> **Set task**
Retype the data starting at the line that contains "x-tick-label: 100 [375,546,398,560]" and ending at the line that contains "plot-frame [74,32,1180,541]", both included.

> **Record list**
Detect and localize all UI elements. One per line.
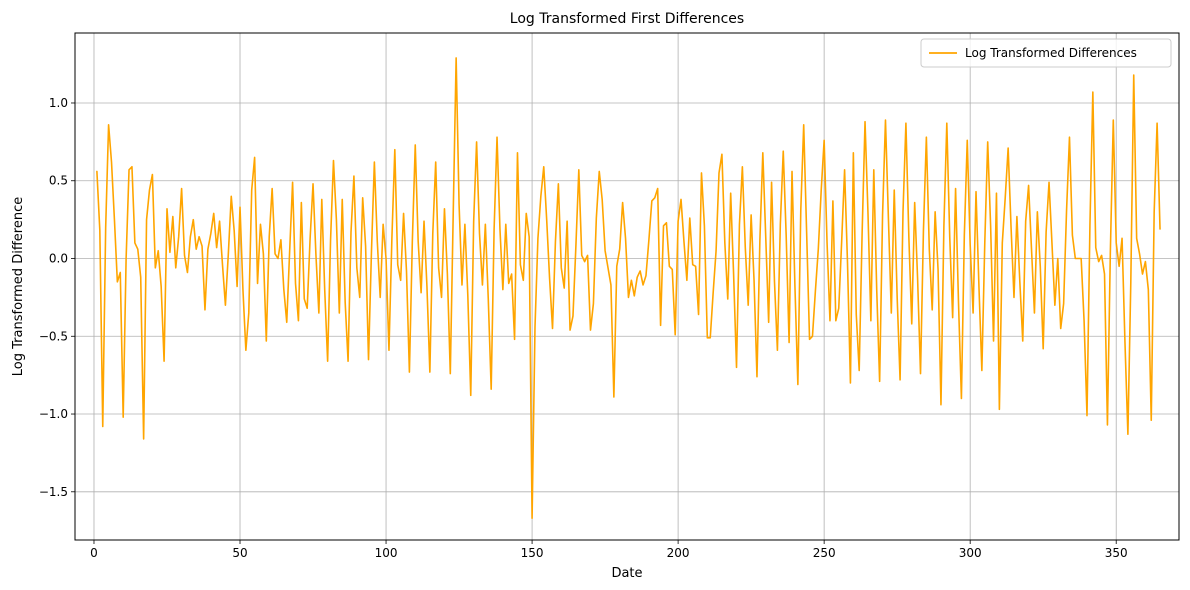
x-tick-label: 100 [375,546,398,560]
y-tick-label: 0.5 [49,174,68,188]
y-tick-label: −1.5 [39,485,68,499]
x-axis-label: Date [611,566,642,581]
x-tick-label: 200 [667,546,690,560]
legend-label: Log Transformed Differences [965,46,1137,60]
x-tick-label: 300 [959,546,982,560]
y-tick-label: 0.0 [49,252,68,266]
x-tick-label: 150 [521,546,544,560]
y-tick-label: 1.0 [49,96,68,110]
chart-title: Log Transformed First Differences [510,11,744,27]
y-tick-label: −0.5 [39,329,68,343]
x-tick-label: 250 [813,546,836,560]
legend: Log Transformed Differences [920,38,1172,68]
plot-frame [74,32,1180,541]
y-axis: −1.5 −1.0 −0.5 0.0 0.5 1.0 [39,96,75,499]
legend-box [920,38,1172,68]
x-axis: 0 50 100 150 200 250 300 350 [90,540,1128,560]
y-tick-label: −1.0 [39,407,68,421]
y-axis-label: Log Transformed Difference [11,197,26,376]
series-line [96,57,1161,520]
x-tick-label: 50 [232,546,247,560]
series-layer [96,57,1161,520]
x-tick-label: 350 [1105,546,1128,560]
x-tick-label: 0 [90,546,98,560]
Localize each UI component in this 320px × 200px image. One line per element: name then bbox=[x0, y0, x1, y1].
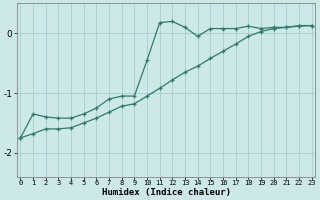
X-axis label: Humidex (Indice chaleur): Humidex (Indice chaleur) bbox=[101, 188, 230, 197]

> **The completed task**
x-tick-label: 100 [375,546,398,560]
y-tick-label: 0.5 [49,174,68,188]
y-tick-label: −1.5 [39,485,68,499]
x-axis-label: Date [611,566,642,581]
x-tick-label: 200 [667,546,690,560]
legend-label: Log Transformed Differences [965,46,1137,60]
x-tick-label: 300 [959,546,982,560]
y-tick-label: 0.0 [49,252,68,266]
x-tick-label: 150 [521,546,544,560]
y-tick-label: 1.0 [49,96,68,110]
chart-title: Log Transformed First Differences [510,11,744,27]
y-tick-label: −0.5 [39,329,68,343]
x-tick-label: 250 [813,546,836,560]
legend: Log Transformed Differences [920,38,1172,68]
plot-frame [74,32,1180,541]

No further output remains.